──────── DATA PROVIDED ────────

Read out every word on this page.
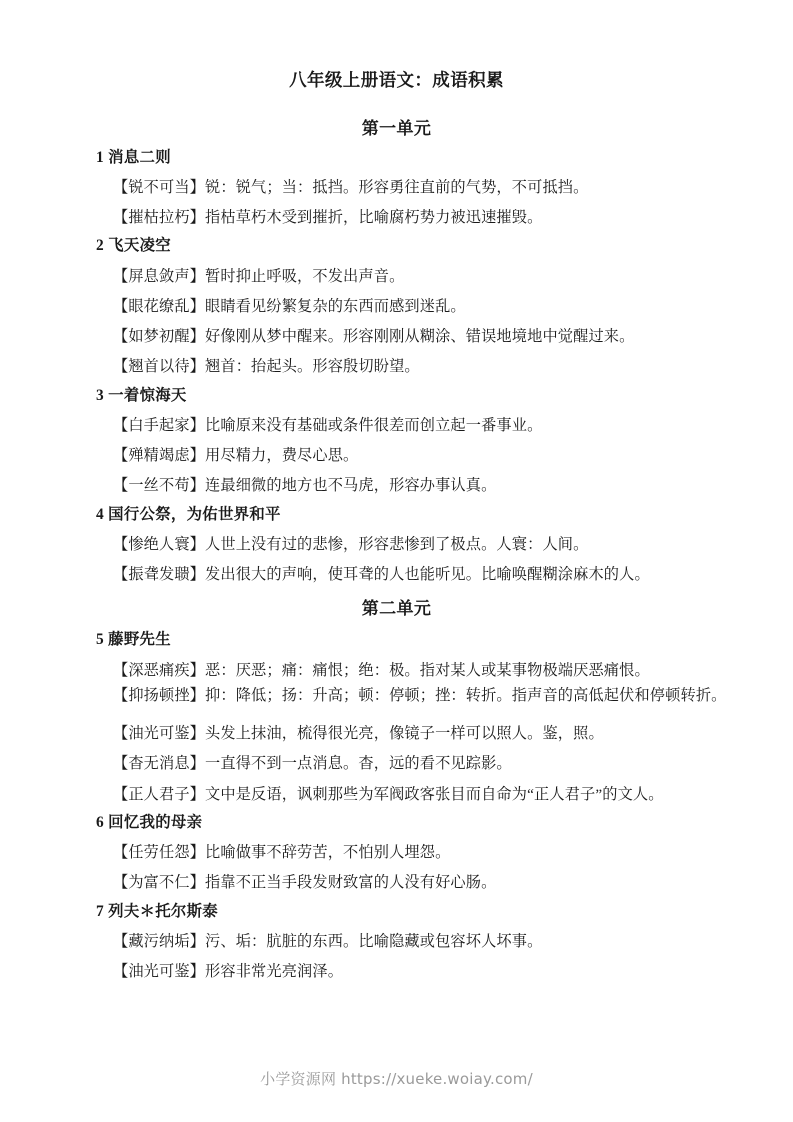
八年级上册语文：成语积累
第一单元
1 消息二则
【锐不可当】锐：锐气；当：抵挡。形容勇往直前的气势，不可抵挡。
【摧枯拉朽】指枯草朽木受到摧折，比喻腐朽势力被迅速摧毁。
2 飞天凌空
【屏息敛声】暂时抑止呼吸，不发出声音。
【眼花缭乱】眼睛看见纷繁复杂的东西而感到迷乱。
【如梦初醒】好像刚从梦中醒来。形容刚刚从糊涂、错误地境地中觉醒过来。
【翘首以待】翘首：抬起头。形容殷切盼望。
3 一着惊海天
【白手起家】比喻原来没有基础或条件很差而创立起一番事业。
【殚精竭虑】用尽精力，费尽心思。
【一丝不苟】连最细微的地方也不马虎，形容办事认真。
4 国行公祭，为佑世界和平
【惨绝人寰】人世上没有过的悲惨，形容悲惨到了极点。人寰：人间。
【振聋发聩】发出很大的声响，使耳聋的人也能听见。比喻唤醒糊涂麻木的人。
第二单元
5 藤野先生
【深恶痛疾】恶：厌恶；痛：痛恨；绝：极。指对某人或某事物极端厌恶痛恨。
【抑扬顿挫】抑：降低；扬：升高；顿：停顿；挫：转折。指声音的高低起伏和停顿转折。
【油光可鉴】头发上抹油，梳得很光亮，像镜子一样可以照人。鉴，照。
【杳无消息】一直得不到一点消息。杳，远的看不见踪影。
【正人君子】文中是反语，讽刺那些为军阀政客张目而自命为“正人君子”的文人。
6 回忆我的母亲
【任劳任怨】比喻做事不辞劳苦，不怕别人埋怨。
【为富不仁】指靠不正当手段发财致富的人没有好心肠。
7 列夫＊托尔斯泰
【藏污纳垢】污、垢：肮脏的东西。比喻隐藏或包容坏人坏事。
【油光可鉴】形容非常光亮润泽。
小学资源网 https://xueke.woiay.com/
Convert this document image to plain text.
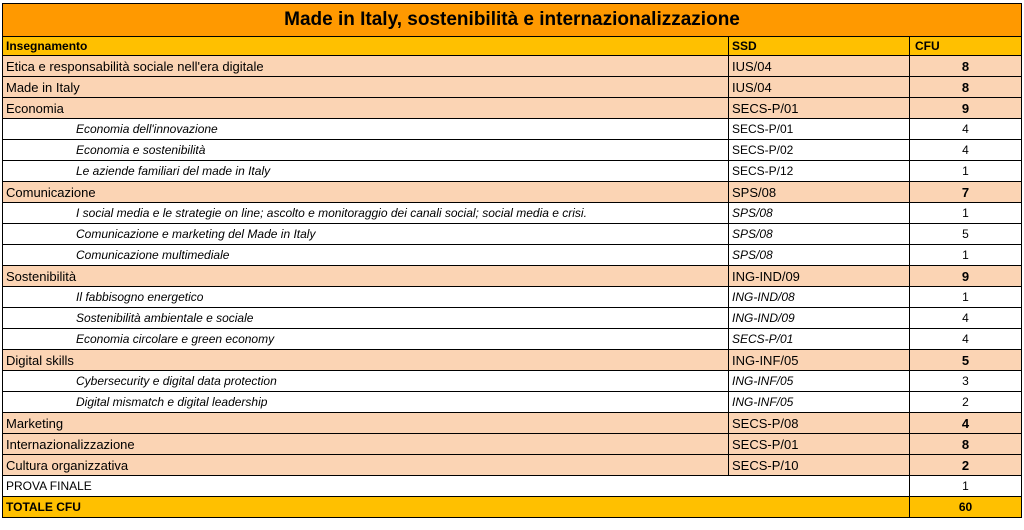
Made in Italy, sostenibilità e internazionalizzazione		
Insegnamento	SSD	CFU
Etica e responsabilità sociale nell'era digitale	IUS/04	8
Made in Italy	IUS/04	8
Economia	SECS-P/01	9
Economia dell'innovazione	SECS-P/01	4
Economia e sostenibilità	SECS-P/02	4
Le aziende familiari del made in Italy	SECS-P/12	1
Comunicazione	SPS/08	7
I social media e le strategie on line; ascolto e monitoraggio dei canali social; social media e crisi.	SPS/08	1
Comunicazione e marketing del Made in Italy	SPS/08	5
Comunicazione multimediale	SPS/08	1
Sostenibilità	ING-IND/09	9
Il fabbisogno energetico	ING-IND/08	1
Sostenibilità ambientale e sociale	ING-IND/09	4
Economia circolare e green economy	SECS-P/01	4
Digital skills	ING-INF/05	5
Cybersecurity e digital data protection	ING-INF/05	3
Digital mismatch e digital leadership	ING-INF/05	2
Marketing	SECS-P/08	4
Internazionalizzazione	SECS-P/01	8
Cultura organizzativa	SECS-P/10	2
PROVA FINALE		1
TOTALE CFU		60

────────

- WHAT THE TASK ASKS: Filter the data for the string "Comunicazione" and copy every line that has it.

- OUTPUT OF THE EXERCISE:
Comunicazione	SPS/08	7
Comunicazione e marketing del Made in Italy	SPS/08	5
Comunicazione multimediale	SPS/08	1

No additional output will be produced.